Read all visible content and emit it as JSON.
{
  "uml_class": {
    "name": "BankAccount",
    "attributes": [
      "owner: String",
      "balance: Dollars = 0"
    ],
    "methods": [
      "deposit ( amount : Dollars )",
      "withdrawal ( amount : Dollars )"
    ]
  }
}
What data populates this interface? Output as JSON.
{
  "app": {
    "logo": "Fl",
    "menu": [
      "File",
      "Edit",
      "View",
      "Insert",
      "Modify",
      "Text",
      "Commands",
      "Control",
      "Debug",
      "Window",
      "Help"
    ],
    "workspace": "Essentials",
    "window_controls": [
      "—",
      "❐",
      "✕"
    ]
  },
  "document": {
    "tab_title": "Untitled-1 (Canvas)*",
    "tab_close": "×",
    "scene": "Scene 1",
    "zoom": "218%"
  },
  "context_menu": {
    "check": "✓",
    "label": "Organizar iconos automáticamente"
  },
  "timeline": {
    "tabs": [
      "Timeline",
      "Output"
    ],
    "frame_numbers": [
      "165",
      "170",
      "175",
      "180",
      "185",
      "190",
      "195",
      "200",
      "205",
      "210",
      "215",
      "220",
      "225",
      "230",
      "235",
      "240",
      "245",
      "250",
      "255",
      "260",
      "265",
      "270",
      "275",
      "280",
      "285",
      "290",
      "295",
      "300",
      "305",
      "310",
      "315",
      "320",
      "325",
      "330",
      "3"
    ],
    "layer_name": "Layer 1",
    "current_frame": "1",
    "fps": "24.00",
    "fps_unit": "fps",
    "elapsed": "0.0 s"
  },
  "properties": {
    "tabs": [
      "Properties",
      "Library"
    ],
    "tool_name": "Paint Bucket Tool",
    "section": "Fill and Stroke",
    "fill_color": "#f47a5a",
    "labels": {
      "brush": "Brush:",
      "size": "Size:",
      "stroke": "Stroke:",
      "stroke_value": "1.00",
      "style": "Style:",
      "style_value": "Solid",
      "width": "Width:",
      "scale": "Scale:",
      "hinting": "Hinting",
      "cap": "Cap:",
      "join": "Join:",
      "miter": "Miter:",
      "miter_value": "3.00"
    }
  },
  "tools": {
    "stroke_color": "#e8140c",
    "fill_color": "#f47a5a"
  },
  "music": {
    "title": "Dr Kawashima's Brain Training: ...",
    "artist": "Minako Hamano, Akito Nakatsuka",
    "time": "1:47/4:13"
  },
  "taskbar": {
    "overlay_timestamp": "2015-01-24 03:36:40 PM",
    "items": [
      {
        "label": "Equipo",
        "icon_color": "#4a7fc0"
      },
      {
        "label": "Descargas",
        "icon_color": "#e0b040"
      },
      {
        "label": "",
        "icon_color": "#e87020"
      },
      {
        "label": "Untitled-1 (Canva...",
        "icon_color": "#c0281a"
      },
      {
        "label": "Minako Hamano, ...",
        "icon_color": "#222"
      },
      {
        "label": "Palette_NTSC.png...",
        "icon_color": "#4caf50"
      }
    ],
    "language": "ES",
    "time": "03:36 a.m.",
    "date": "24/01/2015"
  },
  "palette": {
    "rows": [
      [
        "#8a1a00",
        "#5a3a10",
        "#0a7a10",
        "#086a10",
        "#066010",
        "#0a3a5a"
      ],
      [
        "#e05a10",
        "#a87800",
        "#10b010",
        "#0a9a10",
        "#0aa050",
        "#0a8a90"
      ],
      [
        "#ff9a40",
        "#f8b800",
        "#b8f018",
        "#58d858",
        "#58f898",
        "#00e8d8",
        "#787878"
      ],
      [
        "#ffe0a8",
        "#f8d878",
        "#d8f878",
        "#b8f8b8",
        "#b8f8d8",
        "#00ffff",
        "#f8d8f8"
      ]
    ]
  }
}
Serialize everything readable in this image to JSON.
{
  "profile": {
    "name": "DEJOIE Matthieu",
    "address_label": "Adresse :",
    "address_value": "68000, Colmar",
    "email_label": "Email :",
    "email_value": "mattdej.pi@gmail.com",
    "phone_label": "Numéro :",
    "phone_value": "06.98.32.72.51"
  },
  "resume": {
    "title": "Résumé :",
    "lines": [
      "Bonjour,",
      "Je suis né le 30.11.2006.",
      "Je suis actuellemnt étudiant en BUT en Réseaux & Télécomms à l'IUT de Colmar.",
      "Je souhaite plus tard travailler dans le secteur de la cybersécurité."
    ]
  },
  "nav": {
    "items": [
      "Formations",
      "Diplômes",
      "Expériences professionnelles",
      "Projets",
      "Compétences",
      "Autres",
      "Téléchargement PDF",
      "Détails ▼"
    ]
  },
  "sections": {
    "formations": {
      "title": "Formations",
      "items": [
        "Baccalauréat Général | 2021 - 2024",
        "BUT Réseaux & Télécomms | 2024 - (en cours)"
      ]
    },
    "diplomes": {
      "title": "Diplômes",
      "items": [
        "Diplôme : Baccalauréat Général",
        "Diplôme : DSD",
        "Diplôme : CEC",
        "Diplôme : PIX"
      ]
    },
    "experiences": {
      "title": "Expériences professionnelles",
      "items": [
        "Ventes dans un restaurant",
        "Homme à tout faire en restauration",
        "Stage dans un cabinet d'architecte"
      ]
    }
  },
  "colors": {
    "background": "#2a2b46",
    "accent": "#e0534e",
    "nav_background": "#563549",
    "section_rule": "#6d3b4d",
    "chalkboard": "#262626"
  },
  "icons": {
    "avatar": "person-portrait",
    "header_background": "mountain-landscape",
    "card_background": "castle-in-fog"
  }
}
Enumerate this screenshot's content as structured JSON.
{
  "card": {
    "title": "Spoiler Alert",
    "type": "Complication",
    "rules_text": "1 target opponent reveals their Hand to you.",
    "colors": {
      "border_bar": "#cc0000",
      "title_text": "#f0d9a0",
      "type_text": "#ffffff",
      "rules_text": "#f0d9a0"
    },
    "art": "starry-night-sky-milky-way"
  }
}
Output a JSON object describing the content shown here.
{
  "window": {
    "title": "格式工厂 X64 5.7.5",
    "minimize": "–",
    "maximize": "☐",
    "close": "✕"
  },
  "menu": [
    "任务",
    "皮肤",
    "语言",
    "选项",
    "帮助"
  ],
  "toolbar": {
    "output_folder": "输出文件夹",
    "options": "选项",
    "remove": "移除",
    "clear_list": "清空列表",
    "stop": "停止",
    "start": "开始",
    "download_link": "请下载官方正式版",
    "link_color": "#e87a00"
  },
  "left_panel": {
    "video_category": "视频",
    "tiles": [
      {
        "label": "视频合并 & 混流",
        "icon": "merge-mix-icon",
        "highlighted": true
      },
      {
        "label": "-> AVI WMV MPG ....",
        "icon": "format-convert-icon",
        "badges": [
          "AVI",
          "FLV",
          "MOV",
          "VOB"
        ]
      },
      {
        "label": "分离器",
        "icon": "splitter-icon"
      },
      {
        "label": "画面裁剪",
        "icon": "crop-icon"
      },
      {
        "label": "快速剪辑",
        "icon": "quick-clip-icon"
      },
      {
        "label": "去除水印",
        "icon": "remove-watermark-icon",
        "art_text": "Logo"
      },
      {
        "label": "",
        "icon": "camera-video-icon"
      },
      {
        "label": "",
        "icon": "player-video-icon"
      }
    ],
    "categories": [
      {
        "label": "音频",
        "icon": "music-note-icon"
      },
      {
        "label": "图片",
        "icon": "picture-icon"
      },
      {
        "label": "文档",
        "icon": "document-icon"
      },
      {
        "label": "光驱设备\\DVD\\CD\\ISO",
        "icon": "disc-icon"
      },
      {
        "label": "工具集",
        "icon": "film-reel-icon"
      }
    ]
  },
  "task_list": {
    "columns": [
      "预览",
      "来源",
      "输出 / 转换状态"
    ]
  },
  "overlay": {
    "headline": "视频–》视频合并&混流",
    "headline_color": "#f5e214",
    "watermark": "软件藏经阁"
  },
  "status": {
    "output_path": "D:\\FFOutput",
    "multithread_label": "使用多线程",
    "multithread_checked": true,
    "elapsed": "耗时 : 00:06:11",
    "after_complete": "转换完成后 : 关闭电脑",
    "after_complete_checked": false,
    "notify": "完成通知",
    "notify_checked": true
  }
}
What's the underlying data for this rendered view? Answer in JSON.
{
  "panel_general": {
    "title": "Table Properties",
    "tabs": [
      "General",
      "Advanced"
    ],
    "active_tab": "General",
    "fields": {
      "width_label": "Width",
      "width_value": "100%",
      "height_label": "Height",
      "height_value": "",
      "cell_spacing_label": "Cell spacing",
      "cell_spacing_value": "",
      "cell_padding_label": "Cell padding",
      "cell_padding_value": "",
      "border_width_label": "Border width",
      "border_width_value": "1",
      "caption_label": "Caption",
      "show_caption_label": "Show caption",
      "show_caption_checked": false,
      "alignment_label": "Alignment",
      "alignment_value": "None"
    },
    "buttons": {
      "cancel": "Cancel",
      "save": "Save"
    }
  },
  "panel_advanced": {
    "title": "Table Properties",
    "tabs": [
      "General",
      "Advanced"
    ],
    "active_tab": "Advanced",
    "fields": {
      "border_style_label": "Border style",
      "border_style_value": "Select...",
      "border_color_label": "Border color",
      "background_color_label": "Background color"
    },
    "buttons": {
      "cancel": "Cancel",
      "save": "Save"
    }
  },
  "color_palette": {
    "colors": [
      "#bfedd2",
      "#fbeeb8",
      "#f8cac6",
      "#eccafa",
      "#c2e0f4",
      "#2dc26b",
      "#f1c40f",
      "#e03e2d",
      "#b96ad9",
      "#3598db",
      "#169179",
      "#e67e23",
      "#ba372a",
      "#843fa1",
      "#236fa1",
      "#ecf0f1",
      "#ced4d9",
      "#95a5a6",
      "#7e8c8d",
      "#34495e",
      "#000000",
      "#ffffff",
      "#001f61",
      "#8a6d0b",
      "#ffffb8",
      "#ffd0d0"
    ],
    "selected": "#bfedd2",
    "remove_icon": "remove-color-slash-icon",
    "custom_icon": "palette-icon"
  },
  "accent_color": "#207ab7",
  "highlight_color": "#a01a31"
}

▶ _Exercise_: All lines in the data that contain the word "this" should be copied.

▶ _Exercise output_:
What data populates this interface? Output as JSON.
Serialize everything readable in this image to JSON.
Enumerate this screenshot's content as structured JSON.
What's the underlying data for this rendered view? Answer in JSON.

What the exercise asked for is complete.